Task details:
What follows is a block of records; restate each one word for word.
## Begin Records for this exercise
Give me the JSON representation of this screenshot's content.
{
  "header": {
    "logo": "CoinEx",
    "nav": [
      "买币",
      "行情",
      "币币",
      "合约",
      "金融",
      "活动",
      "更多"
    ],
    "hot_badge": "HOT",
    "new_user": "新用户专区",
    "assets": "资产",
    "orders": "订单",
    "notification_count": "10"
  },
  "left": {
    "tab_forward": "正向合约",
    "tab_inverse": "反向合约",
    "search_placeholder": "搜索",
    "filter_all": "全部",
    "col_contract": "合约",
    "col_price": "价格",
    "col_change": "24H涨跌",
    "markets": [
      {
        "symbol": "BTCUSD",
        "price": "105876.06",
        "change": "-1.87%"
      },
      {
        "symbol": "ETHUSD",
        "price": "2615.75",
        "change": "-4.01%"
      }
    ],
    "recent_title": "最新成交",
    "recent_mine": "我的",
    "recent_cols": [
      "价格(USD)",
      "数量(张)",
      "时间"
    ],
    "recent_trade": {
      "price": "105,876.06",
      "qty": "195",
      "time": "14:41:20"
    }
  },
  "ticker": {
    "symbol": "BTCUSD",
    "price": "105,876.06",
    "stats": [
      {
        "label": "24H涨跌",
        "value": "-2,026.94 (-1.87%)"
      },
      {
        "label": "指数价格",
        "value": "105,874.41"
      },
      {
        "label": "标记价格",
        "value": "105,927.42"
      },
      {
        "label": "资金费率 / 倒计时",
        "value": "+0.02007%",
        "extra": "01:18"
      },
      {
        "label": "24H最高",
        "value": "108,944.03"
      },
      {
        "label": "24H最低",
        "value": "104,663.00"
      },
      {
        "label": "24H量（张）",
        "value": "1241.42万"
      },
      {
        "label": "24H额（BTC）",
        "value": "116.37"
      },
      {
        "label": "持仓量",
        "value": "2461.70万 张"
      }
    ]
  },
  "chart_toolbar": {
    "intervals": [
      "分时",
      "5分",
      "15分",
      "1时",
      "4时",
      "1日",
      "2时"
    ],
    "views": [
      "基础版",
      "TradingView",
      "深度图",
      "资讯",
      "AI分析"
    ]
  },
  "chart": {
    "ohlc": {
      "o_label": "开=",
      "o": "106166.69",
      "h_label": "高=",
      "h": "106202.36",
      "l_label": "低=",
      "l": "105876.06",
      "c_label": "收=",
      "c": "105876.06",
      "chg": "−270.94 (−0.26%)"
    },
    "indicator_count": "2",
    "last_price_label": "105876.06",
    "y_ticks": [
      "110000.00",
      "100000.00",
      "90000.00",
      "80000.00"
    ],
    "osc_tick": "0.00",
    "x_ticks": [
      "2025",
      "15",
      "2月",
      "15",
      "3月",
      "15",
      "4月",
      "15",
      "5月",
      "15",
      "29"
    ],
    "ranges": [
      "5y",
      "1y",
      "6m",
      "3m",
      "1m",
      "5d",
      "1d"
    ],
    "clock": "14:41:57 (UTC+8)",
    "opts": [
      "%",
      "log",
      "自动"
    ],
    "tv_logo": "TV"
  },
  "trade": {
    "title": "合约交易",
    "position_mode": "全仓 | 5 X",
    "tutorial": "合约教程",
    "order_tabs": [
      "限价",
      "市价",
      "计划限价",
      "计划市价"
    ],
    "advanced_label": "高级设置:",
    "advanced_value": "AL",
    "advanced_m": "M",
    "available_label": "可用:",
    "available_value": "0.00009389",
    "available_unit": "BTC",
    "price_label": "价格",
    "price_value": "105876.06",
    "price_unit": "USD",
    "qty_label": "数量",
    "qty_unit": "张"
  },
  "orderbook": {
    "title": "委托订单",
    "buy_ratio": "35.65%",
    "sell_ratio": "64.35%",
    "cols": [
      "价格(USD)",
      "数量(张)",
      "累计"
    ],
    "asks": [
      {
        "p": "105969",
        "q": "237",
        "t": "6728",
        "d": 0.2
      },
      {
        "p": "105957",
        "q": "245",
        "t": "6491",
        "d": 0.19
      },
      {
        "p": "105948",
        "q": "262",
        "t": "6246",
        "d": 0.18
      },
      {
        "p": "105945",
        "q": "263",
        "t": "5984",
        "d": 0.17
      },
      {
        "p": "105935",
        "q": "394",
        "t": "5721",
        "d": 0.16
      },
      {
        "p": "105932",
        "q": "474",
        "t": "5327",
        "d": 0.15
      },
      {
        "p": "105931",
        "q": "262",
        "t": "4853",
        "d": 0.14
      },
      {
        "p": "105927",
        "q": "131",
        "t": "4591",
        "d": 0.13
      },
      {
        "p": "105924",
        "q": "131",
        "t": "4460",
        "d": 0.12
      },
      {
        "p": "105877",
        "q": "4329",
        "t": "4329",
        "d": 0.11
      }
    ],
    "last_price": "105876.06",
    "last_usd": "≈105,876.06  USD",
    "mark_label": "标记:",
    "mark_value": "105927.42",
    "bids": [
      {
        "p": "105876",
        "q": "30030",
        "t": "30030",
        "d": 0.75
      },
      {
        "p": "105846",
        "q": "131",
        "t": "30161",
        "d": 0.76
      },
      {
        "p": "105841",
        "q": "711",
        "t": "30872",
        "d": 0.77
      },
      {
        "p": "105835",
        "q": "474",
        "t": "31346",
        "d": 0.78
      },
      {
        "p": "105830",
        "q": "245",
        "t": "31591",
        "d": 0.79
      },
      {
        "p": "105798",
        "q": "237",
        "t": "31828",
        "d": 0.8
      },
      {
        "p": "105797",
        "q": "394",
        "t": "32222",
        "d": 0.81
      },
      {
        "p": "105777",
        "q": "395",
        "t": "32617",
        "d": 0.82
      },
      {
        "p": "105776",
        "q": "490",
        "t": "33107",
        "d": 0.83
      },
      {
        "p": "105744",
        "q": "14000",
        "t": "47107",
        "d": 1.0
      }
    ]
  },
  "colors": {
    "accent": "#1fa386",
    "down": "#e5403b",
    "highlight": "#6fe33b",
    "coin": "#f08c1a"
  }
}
## End Records for this exercise
The solution:
Give me the JSON representation of this screenshot's content.
{
  "header": {
    "logo": "CoinEx",
    "nav": [
      "买币",
      "行情",
      "币币",
      "合约",
      "金融",
      "活动",
      "更多"
    ],
    "hot_badge": "HOT",
    "new_user": "新用户专区",
    "assets": "资产",
    "orders": "订单",
    "notification_count": "10"
  },
  "left": {
    "tab_forward": "正向合约",
    "tab_inverse": "反向合约",
    "search_placeholder": "搜索",
    "filter_all": "全部",
    "col_contract": "合约",
    "col_price": "价格",
    "col_change": "24H涨跌",
    "markets": [
      {
        "symbol": "BTCUSD",
        "price": "105876.06",
        "change": "-1.87%"
      },
      {
        "symbol": "ETHUSD",
        "price": "2615.75",
        "change": "-4.01%"
      }
    ],
    "recent_title": "最新成交",
    "recent_mine": "我的",
    "recent_cols": [
      "价格(USD)",
      "数量(张)",
      "时间"
    ],
    "recent_trade": {
      "price": "105,876.06",
      "qty": "195",
      "time": "14:41:20"
    }
  },
  "ticker": {
    "symbol": "BTCUSD",
    "price": "105,876.06",
    "stats": [
      {
        "label": "24H涨跌",
        "value": "-2,026.94 (-1.87%)"
      },
      {
        "label": "指数价格",
        "value": "105,874.41"
      },
      {
        "label": "标记价格",
        "value": "105,927.42"
      },
      {
        "label": "资金费率 / 倒计时",
        "value": "+0.02007%",
        "extra": "01:18"
      },
      {
        "label": "24H最高",
        "value": "108,944.03"
      },
      {
        "label": "24H最低",
        "value": "104,663.00"
      },
      {
        "label": "24H量（张）",
        "value": "1241.42万"
      },
      {
        "label": "24H额（BTC）",
        "value": "116.37"
      },
      {
        "label": "持仓量",
        "value": "2461.70万 张"
      }
    ]
  },
  "chart_toolbar": {
    "intervals": [
      "分时",
      "5分",
      "15分",
      "1时",
      "4时",
      "1日",
      "2时"
    ],
    "views": [
      "基础版",
      "TradingView",
      "深度图",
      "资讯",
      "AI分析"
    ]
  },
  "chart": {
    "ohlc": {
      "o_label": "开=",
      "o": "106166.69",
      "h_label": "高=",
      "h": "106202.36",
      "l_label": "低=",
      "l": "105876.06",
      "c_label": "收=",
      "c": "105876.06",
      "chg": "−270.94 (−0.26%)"
    },
    "indicator_count": "2",
    "last_price_label": "105876.06",
    "y_ticks": [
      "110000.00",
      "100000.00",
      "90000.00",
      "80000.00"
    ],
    "osc_tick": "0.00",
    "x_ticks": [
      "2025",
      "15",
      "2月",
      "15",
      "3月",
      "15",
      "4月",
      "15",
      "5月",
      "15",
      "29"
    ],
    "ranges": [
      "5y",
      "1y",
      "6m",
      "3m",
      "1m",
      "5d",
      "1d"
    ],
    "clock": "14:41:57 (UTC+8)",
    "opts": [
      "%",
      "log",
      "自动"
    ],
    "tv_logo": "TV"
  },
  "trade": {
    "title": "合约交易",
    "position_mode": "全仓 | 5 X",
    "tutorial": "合约教程",
    "order_tabs": [
      "限价",
      "市价",
      "计划限价",
      "计划市价"
    ],
    "advanced_label": "高级设置:",
    "advanced_value": "AL",
    "advanced_m": "M",
    "available_label": "可用:",
    "available_value": "0.00009389",
    "available_unit": "BTC",
    "price_label": "价格",
    "price_value": "105876.06",
    "price_unit": "USD",
    "qty_label": "数量",
    "qty_unit": "张"
  },
  "orderbook": {
    "title": "委托订单",
    "buy_ratio": "35.65%",
    "sell_ratio": "64.35%",
    "cols": [
      "价格(USD)",
      "数量(张)",
      "累计"
    ],
    "asks": [
      {
        "p": "105969",
        "q": "237",
        "t": "6728",
        "d": 0.2
      },
      {
        "p": "105957",
        "q": "245",
        "t": "6491",
        "d": 0.19
      },
      {
        "p": "105948",
        "q": "262",
        "t": "6246",
        "d": 0.18
      },
      {
        "p": "105945",
        "q": "263",
        "t": "5984",
        "d": 0.17
      },
      {
        "p": "105935",
        "q": "394",
        "t": "5721",
        "d": 0.16
      },
      {
        "p": "105932",
        "q": "474",
        "t": "5327",
        "d": 0.15
      },
      {
        "p": "105931",
        "q": "262",
        "t": "4853",
        "d": 0.14
      },
      {
        "p": "105927",
        "q": "131",
        "t": "4591",
        "d": 0.13
      },
      {
        "p": "105924",
        "q": "131",
        "t": "4460",
        "d": 0.12
      },
      {
        "p": "105877",
        "q": "4329",
        "t": "4329",
        "d": 0.11
      }
    ],
    "last_price": "105876.06",
    "last_usd": "≈105,876.06  USD",
    "mark_label": "标记:",
    "mark_value": "105927.42",
    "bids": [
      {
        "p": "105876",
        "q": "30030",
        "t": "30030",
        "d": 0.75
      },
      {
        "p": "105846",
        "q": "131",
        "t": "30161",
        "d": 0.76
      },
      {
        "p": "105841",
        "q": "711",
        "t": "30872",
        "d": 0.77
      },
      {
        "p": "105835",
        "q": "474",
        "t": "31346",
        "d": 0.78
      },
      {
        "p": "105830",
        "q": "245",
        "t": "31591",
        "d": 0.79
      },
      {
        "p": "105798",
        "q": "237",
        "t": "31828",
        "d": 0.8
      },
      {
        "p": "105797",
        "q": "394",
        "t": "32222",
        "d": 0.81
      },
      {
        "p": "105777",
        "q": "395",
        "t": "32617",
        "d": 0.82
      },
      {
        "p": "105776",
        "q": "490",
        "t": "33107",
        "d": 0.83
      },
      {
        "p": "105744",
        "q": "14000",
        "t": "47107",
        "d": 1.0
      }
    ]
  },
  "colors": {
    "accent": "#1fa386",
    "down": "#e5403b",
    "highlight": "#6fe33b",
    "coin": "#f08c1a"
  }
}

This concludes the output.